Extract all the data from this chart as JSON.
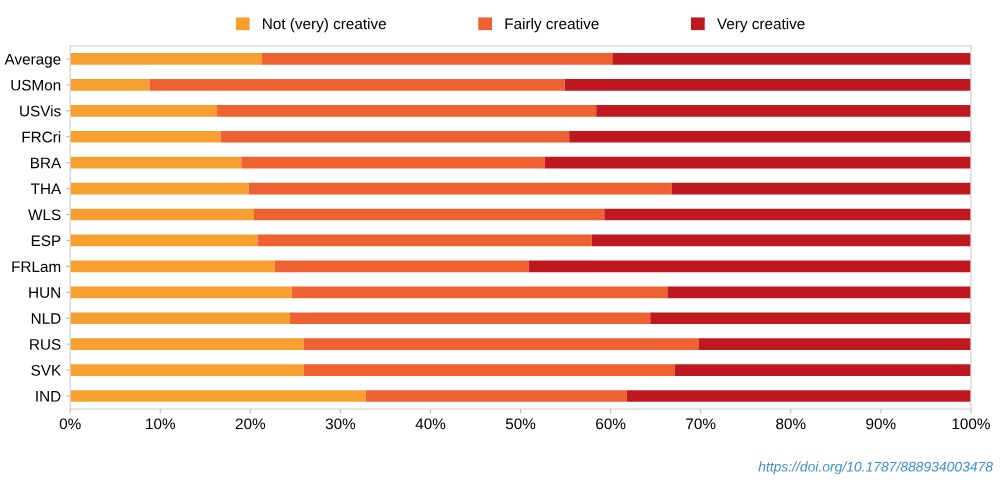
{
  "chart_data": {
    "type": "bar",
    "orientation": "horizontal",
    "stacked": true,
    "categories": [
      "Average",
      "USMon",
      "USVis",
      "FRCri",
      "BRA",
      "THA",
      "WLS",
      "ESP",
      "FRLam",
      "HUN",
      "NLD",
      "RUS",
      "SVK",
      "IND"
    ],
    "series": [
      {
        "name": "Not (very) creative",
        "color": "#f7a030",
        "values": [
          21.3,
          8.8,
          16.3,
          16.7,
          19.0,
          19.8,
          20.4,
          20.8,
          22.7,
          24.6,
          24.4,
          25.9,
          25.9,
          32.8
        ]
      },
      {
        "name": "Fairly creative",
        "color": "#ee6231",
        "values": [
          38.9,
          46.1,
          42.1,
          38.7,
          33.7,
          47.0,
          38.9,
          37.1,
          28.2,
          41.7,
          40.0,
          43.9,
          41.2,
          29.0
        ]
      },
      {
        "name": "Very creative",
        "color": "#c0181f",
        "values": [
          39.8,
          45.1,
          41.6,
          44.6,
          47.3,
          33.2,
          40.7,
          42.1,
          49.1,
          33.7,
          35.6,
          30.2,
          32.9,
          38.2
        ]
      }
    ],
    "xlim": [
      0,
      100
    ],
    "xticks": [
      {
        "value": 0,
        "label": "0%"
      },
      {
        "value": 10,
        "label": "10%"
      },
      {
        "value": 20,
        "label": "20%"
      },
      {
        "value": 30,
        "label": "30%"
      },
      {
        "value": 40,
        "label": "40%"
      },
      {
        "value": 50,
        "label": "50%"
      },
      {
        "value": 60,
        "label": "60%"
      },
      {
        "value": 70,
        "label": "70%"
      },
      {
        "value": 80,
        "label": "80%"
      },
      {
        "value": 90,
        "label": "90%"
      },
      {
        "value": 100,
        "label": "100%"
      }
    ],
    "legend": "top",
    "grid": false,
    "annotations": [
      "https://doi.org/10.1787/888934003478"
    ]
  }
}
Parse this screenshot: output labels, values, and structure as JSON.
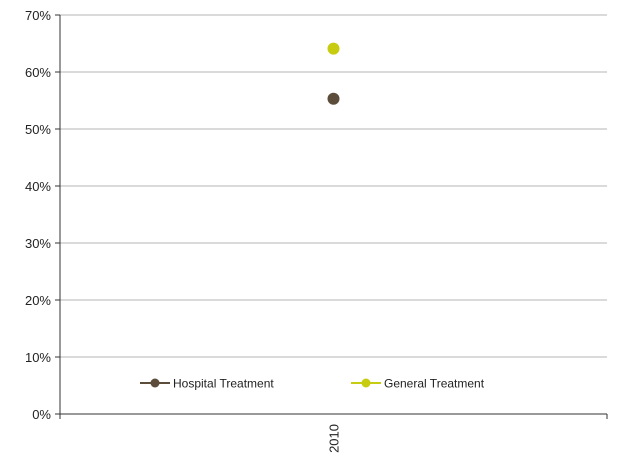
{
  "chart_data": {
    "type": "line",
    "x": [
      "2010"
    ],
    "series": [
      {
        "name": "Hospital Treatment",
        "values": [
          0.553
        ],
        "color": "#5b4d3a"
      },
      {
        "name": "General Treatment",
        "values": [
          0.641
        ],
        "color": "#c8cc10"
      }
    ],
    "yticks": [
      "0%",
      "10%",
      "20%",
      "30%",
      "40%",
      "50%",
      "60%",
      "70%"
    ],
    "ylim": [
      0,
      0.7
    ],
    "grid": true,
    "legend_position": "bottom-inside",
    "title": "",
    "xlabel": "",
    "ylabel": ""
  }
}
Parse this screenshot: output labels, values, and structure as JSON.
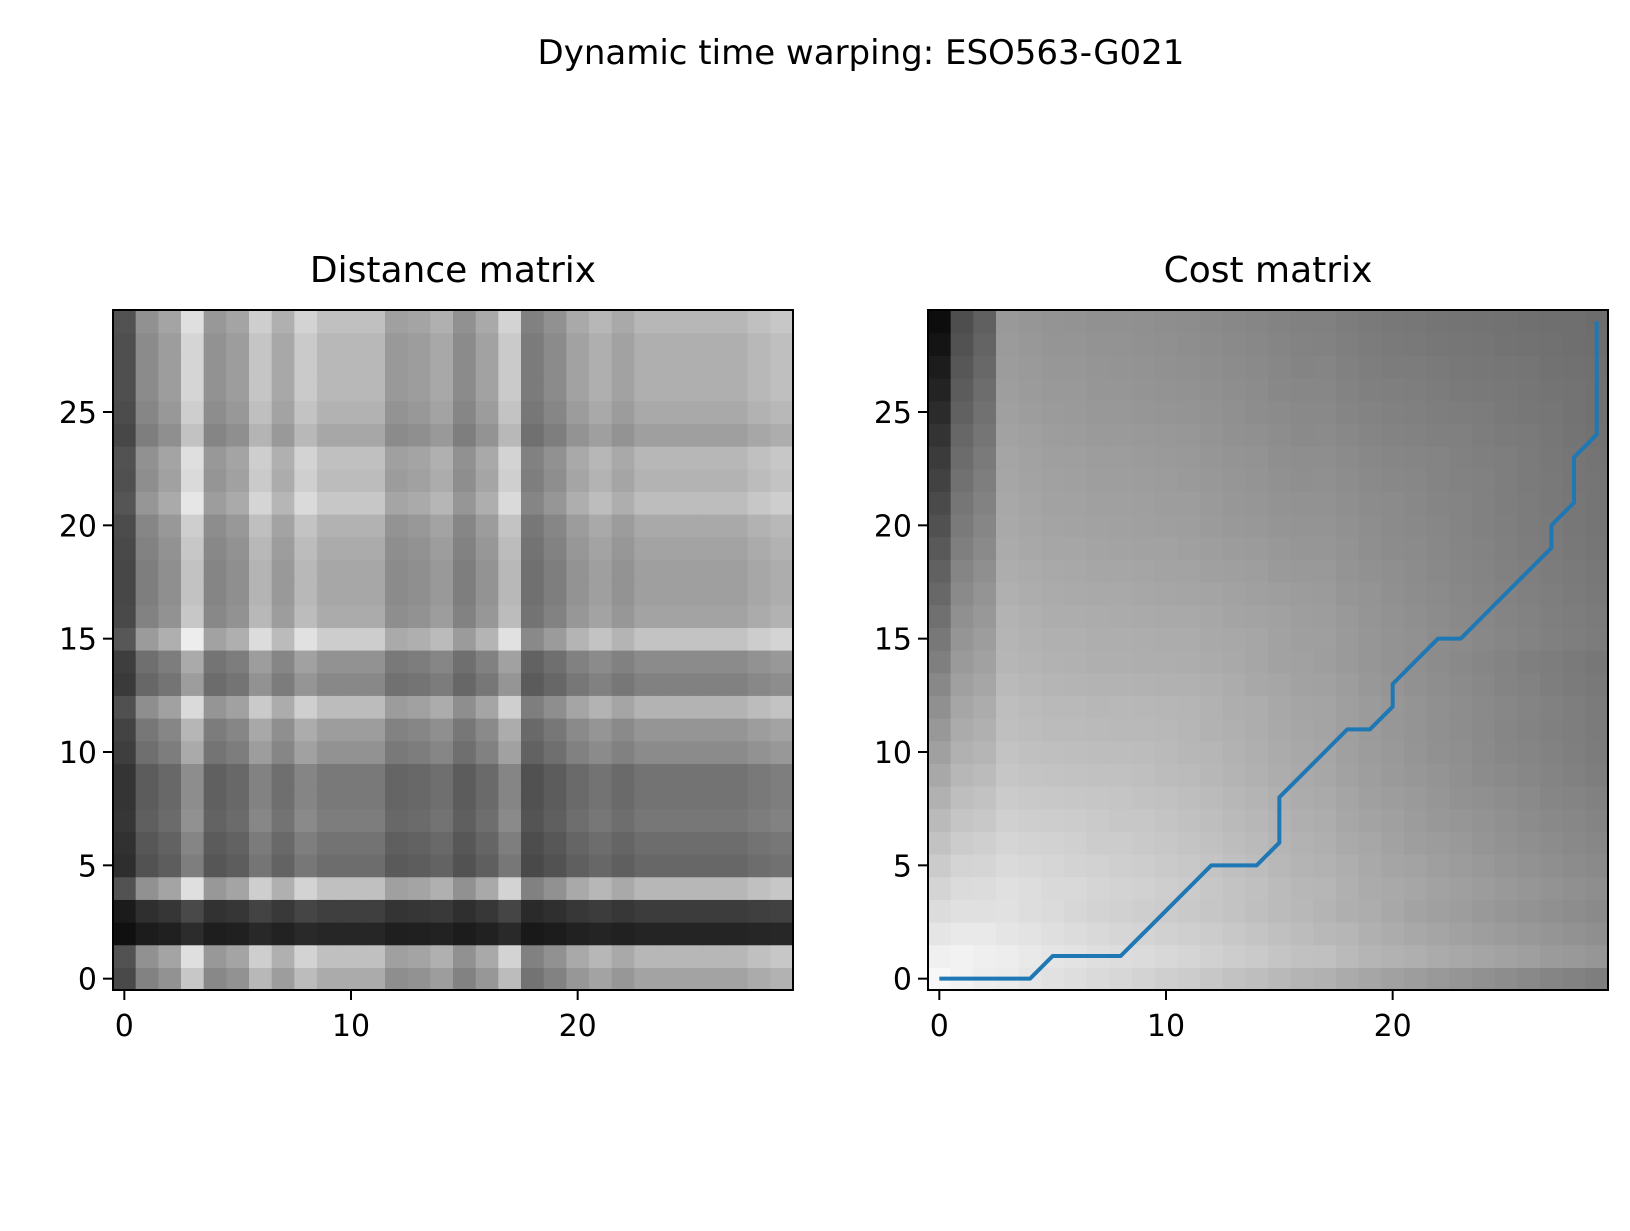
{
  "figure": {
    "suptitle": "Dynamic time warping: ESO563-G021"
  },
  "chart_data": [
    {
      "type": "heatmap",
      "title": "Distance matrix",
      "xlabel": "",
      "ylabel": "",
      "x_ticks": [
        0,
        10,
        20
      ],
      "y_ticks": [
        0,
        5,
        10,
        15,
        20,
        25
      ],
      "xlim": [
        -0.5,
        29.5
      ],
      "ylim": [
        -0.5,
        29.5
      ],
      "colormap": "gray",
      "origin": "lower",
      "col_profile": [
        0.35,
        0.62,
        0.7,
        0.95,
        0.65,
        0.7,
        0.88,
        0.75,
        0.9,
        0.82,
        0.82,
        0.82,
        0.68,
        0.7,
        0.75,
        0.62,
        0.72,
        0.9,
        0.55,
        0.62,
        0.72,
        0.78,
        0.72,
        0.78,
        0.78,
        0.78,
        0.78,
        0.78,
        0.82,
        0.85
      ],
      "row_profile": [
        0.82,
        0.92,
        0.18,
        0.3,
        0.92,
        0.52,
        0.55,
        0.6,
        0.58,
        0.58,
        0.7,
        0.75,
        0.9,
        0.65,
        0.7,
        0.98,
        0.82,
        0.8,
        0.8,
        0.82,
        0.85,
        0.95,
        0.9,
        0.92,
        0.8,
        0.85,
        0.88,
        0.88,
        0.88,
        0.92
      ]
    },
    {
      "type": "heatmap",
      "title": "Cost matrix",
      "xlabel": "",
      "ylabel": "",
      "x_ticks": [
        0,
        10,
        20
      ],
      "y_ticks": [
        0,
        5,
        10,
        15,
        20,
        25
      ],
      "xlim": [
        -0.5,
        29.5
      ],
      "ylim": [
        -0.5,
        29.5
      ],
      "colormap": "gray",
      "origin": "lower",
      "path_color": "#1f77b4",
      "warping_path": [
        [
          0,
          0
        ],
        [
          1,
          0
        ],
        [
          2,
          0
        ],
        [
          3,
          0
        ],
        [
          4,
          0
        ],
        [
          5,
          1
        ],
        [
          6,
          1
        ],
        [
          7,
          1
        ],
        [
          8,
          1
        ],
        [
          9,
          2
        ],
        [
          10,
          3
        ],
        [
          11,
          4
        ],
        [
          12,
          5
        ],
        [
          13,
          5
        ],
        [
          14,
          5
        ],
        [
          15,
          6
        ],
        [
          15,
          7
        ],
        [
          15,
          8
        ],
        [
          16,
          9
        ],
        [
          17,
          10
        ],
        [
          18,
          11
        ],
        [
          19,
          11
        ],
        [
          20,
          12
        ],
        [
          20,
          13
        ],
        [
          21,
          14
        ],
        [
          22,
          15
        ],
        [
          23,
          15
        ],
        [
          24,
          16
        ],
        [
          25,
          17
        ],
        [
          26,
          18
        ],
        [
          27,
          19
        ],
        [
          27,
          20
        ],
        [
          28,
          21
        ],
        [
          28,
          22
        ],
        [
          28,
          23
        ],
        [
          29,
          24
        ],
        [
          29,
          25
        ],
        [
          29,
          26
        ],
        [
          29,
          27
        ],
        [
          29,
          28
        ],
        [
          29,
          29
        ]
      ]
    }
  ]
}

#### Task
Reply with nothing except the number of lines in the listing above that include "type".

#### Expected answer
4